### Exercise
Answer with a single number: the count of lines that include the string "JSON".

___ Records

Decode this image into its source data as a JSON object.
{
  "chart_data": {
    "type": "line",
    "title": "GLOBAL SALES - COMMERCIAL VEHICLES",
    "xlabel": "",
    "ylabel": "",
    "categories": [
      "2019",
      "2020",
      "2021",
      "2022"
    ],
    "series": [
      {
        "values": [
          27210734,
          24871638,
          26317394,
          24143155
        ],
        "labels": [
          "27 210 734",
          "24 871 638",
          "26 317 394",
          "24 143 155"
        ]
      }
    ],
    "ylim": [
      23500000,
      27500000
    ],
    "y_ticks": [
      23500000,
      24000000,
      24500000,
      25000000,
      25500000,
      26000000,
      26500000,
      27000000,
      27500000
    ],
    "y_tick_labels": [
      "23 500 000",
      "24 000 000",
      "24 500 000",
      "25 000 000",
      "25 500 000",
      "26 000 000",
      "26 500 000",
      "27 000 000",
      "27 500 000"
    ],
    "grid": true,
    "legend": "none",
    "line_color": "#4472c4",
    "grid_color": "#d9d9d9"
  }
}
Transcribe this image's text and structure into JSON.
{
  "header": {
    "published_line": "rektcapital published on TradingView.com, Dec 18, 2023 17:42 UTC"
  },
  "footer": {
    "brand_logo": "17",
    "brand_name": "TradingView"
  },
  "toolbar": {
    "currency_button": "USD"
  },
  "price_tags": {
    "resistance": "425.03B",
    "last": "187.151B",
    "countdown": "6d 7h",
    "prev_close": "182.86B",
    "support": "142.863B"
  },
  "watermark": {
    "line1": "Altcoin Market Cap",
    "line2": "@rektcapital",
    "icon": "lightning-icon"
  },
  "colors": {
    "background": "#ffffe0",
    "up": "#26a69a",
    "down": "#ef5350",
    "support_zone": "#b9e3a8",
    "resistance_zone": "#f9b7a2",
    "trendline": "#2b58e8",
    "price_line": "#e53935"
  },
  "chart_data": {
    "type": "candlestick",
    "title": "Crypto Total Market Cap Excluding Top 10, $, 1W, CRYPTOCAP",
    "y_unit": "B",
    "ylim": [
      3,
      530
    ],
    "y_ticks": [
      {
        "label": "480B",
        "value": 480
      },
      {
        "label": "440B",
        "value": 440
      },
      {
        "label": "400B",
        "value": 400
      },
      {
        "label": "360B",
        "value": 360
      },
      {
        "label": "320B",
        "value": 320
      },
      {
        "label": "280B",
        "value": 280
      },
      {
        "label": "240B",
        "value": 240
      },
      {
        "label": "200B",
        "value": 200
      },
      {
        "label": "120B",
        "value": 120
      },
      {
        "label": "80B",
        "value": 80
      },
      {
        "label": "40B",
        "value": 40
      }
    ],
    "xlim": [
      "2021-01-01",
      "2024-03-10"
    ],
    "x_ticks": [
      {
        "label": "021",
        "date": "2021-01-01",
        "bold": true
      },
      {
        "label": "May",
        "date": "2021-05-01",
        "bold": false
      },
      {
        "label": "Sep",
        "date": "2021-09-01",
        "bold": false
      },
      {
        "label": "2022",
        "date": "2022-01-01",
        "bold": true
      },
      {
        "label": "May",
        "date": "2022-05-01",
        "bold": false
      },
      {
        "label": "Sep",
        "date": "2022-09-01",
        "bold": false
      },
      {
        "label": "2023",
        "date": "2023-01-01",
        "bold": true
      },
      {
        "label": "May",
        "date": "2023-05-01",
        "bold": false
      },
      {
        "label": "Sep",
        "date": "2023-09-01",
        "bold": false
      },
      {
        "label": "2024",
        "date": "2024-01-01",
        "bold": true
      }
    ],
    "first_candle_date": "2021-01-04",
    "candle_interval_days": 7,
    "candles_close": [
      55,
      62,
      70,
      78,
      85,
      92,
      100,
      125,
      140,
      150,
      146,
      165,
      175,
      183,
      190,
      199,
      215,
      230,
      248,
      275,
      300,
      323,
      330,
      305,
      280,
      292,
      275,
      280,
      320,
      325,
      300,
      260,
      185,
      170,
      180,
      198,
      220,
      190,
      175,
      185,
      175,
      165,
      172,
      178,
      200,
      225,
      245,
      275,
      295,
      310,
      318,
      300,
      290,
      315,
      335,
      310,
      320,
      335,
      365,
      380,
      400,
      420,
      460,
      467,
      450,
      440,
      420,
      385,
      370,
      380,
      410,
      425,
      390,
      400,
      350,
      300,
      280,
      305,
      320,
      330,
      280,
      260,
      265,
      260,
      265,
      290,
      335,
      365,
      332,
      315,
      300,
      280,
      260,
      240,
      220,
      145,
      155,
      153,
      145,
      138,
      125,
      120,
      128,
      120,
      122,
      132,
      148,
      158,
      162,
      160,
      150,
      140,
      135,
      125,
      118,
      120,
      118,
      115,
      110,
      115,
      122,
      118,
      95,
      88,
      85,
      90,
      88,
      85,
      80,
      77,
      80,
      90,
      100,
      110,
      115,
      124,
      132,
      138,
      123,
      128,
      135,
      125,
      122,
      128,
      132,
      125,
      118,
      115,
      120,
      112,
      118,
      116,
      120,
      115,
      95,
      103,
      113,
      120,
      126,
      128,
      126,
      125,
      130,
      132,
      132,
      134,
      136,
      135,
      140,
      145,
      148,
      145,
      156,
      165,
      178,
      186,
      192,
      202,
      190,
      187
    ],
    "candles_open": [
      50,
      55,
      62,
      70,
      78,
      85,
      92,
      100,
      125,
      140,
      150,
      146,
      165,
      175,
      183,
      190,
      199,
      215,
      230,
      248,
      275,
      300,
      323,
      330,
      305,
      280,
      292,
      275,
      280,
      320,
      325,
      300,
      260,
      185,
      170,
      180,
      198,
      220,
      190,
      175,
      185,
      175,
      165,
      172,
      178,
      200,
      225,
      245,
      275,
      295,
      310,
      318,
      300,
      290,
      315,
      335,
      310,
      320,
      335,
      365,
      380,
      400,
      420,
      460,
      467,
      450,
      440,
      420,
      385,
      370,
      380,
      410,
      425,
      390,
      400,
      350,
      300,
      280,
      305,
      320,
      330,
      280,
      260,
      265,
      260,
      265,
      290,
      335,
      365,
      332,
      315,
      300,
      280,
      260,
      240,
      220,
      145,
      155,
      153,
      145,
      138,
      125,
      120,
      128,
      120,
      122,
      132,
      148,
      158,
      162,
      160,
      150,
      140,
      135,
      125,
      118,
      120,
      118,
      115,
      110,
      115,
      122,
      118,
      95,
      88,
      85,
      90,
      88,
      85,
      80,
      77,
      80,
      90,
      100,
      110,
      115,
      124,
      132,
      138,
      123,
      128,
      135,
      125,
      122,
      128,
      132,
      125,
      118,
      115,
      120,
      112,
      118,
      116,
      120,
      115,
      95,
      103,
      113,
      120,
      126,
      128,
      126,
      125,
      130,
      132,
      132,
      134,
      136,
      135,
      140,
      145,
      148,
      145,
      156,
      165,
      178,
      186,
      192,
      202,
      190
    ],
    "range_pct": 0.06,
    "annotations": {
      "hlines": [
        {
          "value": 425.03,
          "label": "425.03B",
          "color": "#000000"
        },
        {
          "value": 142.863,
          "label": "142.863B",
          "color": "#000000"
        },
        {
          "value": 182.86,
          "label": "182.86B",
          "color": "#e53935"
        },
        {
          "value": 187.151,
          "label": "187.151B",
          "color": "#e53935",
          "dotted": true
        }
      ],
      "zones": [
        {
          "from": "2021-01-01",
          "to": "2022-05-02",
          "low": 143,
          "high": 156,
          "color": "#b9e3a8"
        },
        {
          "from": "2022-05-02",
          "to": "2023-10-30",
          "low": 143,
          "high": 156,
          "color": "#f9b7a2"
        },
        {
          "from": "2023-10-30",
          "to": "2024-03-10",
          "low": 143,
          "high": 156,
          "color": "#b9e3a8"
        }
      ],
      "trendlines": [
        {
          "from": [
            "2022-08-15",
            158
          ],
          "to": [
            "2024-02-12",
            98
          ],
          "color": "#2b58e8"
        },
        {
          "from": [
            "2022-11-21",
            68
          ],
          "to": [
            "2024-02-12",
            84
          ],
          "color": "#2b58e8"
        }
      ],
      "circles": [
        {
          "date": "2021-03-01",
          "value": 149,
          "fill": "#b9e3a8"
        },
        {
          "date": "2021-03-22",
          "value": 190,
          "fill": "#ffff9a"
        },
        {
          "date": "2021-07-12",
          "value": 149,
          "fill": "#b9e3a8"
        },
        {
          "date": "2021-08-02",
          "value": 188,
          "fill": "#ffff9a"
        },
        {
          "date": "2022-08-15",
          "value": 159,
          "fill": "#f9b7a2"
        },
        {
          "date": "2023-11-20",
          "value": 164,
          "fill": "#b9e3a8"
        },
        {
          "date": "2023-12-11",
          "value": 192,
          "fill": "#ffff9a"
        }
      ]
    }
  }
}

______

### Written solution
2